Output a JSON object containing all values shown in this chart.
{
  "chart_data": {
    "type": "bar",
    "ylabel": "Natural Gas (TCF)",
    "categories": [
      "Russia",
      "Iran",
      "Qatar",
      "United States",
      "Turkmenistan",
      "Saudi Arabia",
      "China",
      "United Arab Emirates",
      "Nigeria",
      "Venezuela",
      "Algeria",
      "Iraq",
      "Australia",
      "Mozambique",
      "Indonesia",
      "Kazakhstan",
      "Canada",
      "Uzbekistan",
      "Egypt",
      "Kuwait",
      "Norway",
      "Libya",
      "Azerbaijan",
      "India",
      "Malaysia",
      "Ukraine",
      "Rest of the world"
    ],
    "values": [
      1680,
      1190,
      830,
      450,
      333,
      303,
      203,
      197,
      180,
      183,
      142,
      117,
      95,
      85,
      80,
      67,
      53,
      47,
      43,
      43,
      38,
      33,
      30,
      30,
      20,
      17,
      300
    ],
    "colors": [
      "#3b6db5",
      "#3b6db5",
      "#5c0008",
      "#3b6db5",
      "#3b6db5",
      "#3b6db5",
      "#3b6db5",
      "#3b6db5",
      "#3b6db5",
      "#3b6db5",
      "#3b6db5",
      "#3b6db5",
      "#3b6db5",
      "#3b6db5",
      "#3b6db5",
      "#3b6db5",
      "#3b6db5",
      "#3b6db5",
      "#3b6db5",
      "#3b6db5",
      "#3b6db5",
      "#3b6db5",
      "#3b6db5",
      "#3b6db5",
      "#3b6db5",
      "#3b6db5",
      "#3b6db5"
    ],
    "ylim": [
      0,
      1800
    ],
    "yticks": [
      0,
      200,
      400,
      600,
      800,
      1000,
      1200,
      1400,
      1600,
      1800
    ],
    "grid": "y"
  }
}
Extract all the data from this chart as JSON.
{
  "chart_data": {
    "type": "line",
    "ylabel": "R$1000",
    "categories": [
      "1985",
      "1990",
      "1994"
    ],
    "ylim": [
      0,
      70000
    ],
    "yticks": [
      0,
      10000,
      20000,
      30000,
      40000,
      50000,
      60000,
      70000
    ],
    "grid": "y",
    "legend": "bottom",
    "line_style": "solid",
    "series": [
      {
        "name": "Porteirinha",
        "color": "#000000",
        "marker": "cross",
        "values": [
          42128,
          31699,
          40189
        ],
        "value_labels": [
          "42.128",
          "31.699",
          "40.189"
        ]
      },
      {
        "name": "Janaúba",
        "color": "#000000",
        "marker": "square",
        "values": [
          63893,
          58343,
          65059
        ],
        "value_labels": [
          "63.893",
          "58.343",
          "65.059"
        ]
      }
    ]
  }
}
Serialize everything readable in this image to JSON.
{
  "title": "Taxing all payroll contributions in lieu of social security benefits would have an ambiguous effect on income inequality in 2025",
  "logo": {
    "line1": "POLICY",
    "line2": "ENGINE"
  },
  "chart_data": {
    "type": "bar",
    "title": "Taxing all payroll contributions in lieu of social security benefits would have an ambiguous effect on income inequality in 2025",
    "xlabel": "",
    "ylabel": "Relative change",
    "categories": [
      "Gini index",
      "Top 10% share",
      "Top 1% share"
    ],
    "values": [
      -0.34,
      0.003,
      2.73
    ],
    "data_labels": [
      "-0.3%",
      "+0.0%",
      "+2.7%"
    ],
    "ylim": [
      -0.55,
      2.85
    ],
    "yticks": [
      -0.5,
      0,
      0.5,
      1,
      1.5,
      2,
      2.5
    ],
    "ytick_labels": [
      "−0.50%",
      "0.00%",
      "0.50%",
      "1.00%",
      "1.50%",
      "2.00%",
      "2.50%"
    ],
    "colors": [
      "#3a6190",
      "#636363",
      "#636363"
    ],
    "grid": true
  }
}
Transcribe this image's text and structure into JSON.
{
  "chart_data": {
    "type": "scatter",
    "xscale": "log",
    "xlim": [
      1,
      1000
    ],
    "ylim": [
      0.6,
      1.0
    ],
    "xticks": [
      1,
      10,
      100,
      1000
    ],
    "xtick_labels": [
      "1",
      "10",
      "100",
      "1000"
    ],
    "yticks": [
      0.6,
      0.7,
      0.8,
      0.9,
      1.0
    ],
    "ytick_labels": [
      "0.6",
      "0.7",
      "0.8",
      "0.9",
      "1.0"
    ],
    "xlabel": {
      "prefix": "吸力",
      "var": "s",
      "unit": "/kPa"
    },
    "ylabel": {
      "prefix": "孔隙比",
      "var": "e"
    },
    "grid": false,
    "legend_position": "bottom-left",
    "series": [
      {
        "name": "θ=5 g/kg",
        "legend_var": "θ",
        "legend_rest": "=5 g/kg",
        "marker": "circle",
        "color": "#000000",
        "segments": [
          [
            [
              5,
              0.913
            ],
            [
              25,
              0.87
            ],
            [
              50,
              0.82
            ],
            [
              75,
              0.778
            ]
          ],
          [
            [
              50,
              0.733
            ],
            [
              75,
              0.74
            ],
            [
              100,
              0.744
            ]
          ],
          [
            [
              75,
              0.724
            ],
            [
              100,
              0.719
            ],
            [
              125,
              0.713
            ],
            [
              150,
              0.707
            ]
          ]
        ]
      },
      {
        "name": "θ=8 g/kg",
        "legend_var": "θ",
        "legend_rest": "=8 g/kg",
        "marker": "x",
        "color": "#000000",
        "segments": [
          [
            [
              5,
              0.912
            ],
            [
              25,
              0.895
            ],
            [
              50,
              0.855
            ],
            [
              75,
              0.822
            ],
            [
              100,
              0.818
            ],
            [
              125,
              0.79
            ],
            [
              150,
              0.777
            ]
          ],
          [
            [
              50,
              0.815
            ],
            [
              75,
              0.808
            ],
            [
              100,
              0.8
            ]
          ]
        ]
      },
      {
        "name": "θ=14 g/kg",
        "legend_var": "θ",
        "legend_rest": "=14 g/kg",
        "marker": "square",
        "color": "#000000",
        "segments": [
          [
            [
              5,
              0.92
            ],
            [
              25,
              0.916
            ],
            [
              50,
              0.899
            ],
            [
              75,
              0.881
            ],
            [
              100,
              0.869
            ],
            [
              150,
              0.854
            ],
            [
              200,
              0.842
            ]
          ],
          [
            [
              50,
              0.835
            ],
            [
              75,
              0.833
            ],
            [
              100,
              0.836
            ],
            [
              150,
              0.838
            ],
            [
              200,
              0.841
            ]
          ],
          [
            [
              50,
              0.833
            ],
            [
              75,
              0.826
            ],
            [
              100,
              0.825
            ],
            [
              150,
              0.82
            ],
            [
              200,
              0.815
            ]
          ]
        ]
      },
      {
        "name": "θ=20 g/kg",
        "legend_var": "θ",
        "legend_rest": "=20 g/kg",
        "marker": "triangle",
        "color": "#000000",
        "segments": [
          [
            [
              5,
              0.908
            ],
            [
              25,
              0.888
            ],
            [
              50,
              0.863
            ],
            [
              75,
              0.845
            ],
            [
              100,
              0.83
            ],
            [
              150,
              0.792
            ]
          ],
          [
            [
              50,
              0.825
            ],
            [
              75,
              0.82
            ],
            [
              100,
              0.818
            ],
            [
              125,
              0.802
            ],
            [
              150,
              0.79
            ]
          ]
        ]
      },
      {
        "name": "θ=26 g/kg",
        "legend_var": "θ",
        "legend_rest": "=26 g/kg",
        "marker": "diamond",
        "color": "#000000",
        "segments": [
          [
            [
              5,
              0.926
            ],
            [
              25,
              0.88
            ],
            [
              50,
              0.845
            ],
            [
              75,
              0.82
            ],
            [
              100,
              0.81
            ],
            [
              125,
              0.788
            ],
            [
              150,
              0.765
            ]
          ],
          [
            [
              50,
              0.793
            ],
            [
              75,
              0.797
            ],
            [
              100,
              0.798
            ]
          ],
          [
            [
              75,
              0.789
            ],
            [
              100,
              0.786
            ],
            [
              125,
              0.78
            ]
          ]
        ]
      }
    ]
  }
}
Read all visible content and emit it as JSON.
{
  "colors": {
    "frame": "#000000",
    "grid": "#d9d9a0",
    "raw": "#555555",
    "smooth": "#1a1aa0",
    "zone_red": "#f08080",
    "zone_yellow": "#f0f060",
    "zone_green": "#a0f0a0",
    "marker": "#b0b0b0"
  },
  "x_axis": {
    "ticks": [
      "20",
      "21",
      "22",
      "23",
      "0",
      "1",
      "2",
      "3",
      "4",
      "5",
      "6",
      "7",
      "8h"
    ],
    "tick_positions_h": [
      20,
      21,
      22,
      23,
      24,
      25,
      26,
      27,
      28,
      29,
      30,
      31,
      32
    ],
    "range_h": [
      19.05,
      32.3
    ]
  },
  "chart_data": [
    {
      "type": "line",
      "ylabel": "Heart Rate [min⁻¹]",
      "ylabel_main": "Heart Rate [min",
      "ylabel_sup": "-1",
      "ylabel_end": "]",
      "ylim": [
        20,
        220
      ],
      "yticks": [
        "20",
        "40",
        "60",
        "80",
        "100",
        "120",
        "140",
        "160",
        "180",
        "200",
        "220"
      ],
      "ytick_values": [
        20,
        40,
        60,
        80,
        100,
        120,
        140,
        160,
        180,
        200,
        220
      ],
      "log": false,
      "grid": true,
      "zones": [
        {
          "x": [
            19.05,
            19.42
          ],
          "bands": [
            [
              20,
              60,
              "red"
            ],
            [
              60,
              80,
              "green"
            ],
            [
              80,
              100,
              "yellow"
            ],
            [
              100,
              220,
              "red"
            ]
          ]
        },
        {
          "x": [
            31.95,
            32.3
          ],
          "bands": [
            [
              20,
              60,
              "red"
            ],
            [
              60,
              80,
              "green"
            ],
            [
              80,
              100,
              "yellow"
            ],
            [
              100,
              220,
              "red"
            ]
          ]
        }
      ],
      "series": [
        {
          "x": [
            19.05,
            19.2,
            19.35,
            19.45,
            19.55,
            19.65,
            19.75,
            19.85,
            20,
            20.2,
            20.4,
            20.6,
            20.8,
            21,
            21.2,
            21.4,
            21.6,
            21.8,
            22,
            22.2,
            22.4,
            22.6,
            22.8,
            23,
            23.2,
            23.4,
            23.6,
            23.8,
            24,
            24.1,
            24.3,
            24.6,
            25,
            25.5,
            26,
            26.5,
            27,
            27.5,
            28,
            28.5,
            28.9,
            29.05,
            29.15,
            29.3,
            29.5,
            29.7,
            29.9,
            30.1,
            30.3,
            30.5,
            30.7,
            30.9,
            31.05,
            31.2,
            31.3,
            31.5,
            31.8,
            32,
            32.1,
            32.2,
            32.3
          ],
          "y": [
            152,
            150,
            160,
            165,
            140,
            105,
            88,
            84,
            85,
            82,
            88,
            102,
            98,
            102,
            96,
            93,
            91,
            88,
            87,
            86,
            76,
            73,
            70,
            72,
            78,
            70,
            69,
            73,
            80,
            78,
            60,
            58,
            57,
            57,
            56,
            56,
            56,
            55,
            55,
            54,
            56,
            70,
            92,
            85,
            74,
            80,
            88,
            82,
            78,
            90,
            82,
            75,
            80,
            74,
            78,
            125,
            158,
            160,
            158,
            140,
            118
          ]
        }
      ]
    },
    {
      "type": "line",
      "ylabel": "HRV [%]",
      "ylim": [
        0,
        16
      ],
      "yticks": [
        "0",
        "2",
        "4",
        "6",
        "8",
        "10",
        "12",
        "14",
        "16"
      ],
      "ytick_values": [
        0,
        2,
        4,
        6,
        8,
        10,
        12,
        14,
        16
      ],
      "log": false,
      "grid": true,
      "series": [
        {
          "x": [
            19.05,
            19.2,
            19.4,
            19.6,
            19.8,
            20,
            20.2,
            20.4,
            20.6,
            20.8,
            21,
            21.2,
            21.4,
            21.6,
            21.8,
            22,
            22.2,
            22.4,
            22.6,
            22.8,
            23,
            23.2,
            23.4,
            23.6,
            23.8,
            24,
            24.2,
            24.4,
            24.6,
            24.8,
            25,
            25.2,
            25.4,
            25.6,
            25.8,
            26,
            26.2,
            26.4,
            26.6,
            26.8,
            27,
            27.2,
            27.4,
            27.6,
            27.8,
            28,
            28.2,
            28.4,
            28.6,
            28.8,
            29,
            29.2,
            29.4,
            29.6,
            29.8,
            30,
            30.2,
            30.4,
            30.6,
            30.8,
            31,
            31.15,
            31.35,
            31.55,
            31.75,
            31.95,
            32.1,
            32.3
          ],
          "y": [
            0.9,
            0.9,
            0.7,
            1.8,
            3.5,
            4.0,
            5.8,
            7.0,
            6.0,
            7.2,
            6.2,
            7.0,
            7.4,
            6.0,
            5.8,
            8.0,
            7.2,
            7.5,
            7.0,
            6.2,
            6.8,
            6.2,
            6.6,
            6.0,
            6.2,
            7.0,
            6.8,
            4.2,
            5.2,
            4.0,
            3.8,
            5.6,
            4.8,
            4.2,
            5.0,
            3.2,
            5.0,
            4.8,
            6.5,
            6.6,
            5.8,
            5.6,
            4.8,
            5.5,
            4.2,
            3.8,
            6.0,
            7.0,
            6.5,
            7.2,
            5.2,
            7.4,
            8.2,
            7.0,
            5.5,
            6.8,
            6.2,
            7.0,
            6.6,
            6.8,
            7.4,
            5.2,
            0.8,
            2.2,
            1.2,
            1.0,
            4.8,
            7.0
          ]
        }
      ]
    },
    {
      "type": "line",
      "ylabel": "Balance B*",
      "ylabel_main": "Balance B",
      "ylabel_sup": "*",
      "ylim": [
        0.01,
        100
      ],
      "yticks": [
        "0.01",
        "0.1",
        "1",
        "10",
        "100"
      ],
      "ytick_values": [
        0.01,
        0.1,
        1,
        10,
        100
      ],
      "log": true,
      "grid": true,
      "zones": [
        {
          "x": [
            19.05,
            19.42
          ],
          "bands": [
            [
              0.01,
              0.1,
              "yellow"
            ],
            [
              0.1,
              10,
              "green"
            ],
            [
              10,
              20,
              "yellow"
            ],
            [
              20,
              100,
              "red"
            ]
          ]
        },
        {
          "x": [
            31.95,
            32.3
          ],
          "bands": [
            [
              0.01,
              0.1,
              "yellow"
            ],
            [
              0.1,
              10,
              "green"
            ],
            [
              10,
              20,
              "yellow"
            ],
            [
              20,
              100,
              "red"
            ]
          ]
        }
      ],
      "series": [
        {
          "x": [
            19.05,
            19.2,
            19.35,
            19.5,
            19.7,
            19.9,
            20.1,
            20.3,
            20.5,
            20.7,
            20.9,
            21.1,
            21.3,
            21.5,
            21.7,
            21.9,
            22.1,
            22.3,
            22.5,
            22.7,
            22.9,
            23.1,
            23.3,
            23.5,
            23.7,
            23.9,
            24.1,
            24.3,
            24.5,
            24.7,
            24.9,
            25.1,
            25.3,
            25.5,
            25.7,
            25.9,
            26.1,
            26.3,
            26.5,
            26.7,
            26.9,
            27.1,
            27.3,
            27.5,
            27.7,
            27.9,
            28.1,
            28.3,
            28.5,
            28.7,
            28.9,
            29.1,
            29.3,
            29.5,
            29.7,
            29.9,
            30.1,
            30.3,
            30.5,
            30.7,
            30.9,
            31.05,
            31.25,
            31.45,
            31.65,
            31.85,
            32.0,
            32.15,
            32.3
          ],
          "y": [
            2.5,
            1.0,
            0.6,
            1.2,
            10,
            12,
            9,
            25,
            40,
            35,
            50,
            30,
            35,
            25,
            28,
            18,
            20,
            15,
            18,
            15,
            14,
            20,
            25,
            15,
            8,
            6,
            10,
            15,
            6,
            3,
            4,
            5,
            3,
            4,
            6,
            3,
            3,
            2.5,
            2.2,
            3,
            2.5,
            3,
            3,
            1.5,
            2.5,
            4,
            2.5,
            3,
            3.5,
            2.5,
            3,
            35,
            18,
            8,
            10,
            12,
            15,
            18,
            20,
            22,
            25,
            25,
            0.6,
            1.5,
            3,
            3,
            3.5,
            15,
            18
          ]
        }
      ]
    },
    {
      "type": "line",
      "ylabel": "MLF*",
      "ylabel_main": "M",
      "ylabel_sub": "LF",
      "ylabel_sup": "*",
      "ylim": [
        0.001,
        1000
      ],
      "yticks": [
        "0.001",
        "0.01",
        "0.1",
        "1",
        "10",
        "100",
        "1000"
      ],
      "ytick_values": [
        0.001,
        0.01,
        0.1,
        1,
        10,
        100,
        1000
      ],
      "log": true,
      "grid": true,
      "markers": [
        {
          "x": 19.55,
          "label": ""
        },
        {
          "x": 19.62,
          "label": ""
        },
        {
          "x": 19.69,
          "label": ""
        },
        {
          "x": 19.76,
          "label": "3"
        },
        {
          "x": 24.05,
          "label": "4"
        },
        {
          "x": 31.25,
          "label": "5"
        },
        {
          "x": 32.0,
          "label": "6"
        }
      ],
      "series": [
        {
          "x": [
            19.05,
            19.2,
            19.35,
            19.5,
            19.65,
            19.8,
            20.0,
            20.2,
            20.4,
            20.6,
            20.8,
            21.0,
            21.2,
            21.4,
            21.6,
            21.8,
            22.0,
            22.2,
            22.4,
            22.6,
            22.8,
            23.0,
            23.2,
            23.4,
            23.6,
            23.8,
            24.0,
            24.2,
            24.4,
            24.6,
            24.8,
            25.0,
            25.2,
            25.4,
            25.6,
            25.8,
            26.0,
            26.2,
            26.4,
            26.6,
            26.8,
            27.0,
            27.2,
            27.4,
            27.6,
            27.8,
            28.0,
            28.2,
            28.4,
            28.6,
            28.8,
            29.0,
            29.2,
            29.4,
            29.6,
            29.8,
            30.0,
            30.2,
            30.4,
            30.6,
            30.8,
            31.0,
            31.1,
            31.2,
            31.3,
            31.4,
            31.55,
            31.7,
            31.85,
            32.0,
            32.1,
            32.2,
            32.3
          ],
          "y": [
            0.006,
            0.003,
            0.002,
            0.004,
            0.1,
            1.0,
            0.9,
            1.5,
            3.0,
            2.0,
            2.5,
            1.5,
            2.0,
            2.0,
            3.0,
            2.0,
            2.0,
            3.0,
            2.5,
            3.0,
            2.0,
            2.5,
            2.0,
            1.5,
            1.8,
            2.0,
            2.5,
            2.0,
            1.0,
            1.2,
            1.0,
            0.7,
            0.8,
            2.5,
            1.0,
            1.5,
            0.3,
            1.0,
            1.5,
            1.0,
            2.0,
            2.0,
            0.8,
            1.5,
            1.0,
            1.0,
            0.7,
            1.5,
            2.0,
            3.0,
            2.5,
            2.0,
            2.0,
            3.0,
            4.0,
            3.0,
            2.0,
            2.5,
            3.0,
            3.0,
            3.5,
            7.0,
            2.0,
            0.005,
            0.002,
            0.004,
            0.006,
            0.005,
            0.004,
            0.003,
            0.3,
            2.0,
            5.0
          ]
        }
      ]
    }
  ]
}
════════════════
_Work required_
Scan the material above. Copy each line that holds the word "income".

_Task answer_
  "title": "Taxing all payroll contributions in lieu of social security benefits would have an ambiguous effect on income inequality in 2025",
    "title": "Taxing all payroll contributions in lieu of social security benefits would have an ambiguous effect on income inequality in 2025",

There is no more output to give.